[YOUR INSTRUCTIONS]
Lines containing the word "when" are to be counted; state their number and nothing further.

### DATA TO PROCESS ###

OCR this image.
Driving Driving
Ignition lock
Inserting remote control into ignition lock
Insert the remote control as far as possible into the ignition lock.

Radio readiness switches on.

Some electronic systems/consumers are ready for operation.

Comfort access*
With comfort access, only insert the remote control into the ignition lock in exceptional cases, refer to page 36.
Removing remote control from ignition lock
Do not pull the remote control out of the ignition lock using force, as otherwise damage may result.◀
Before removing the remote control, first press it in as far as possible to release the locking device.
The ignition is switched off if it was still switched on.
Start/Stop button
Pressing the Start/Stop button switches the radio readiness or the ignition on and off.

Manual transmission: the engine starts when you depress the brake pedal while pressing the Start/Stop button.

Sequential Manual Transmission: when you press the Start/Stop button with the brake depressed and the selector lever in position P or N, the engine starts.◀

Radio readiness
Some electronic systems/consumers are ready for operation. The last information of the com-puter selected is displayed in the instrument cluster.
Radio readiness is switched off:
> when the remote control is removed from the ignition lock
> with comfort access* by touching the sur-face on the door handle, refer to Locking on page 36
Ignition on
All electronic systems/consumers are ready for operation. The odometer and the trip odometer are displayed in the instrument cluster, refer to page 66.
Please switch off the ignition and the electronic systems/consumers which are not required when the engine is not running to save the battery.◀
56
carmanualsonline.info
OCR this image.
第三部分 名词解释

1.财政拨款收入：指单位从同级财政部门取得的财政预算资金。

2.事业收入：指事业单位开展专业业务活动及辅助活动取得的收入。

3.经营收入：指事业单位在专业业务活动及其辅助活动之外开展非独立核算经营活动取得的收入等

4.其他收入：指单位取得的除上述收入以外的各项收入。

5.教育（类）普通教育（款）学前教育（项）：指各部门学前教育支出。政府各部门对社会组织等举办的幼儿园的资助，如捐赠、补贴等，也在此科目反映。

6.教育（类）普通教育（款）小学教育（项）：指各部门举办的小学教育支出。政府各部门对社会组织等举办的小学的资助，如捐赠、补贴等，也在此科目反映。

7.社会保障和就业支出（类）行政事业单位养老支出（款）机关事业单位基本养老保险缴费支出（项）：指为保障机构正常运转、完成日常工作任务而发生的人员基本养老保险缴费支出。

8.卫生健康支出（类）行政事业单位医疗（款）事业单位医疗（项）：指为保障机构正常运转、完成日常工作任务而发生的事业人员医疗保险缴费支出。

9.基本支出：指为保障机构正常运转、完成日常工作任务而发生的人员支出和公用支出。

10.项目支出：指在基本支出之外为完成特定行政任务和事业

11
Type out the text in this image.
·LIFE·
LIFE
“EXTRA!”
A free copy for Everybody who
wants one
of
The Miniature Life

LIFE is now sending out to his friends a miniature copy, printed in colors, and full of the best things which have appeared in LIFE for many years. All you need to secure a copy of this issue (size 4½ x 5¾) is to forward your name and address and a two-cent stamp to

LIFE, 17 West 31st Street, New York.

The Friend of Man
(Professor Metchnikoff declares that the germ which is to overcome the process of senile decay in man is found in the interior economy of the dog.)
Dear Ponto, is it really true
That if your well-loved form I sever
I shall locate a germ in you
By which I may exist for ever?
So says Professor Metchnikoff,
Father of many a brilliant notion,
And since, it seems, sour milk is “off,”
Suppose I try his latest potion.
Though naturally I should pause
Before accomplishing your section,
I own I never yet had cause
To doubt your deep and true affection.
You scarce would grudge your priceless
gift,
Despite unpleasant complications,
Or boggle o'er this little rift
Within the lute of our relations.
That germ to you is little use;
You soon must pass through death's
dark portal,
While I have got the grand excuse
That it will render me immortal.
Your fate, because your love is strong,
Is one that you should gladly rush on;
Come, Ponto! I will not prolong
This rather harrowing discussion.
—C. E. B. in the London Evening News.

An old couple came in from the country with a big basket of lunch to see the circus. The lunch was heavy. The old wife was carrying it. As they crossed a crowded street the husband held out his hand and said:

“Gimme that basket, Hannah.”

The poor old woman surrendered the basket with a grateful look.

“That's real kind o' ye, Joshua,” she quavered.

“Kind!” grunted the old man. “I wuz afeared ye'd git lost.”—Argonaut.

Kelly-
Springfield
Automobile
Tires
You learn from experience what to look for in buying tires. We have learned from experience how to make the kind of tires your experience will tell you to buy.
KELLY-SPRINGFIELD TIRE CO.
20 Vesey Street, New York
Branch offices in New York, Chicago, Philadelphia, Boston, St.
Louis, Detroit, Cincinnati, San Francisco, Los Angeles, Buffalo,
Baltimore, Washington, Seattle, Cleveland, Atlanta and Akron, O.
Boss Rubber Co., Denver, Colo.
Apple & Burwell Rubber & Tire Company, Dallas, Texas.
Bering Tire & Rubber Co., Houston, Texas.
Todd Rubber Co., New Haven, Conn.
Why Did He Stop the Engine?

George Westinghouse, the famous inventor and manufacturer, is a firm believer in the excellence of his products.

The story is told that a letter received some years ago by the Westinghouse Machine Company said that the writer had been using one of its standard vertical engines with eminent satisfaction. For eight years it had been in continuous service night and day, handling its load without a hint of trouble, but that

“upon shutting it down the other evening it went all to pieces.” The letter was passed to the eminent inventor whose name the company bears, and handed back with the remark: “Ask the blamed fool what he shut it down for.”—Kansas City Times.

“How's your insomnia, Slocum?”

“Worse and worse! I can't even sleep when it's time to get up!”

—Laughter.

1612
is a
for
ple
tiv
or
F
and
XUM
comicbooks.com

###

[CORRECT RESULT]
5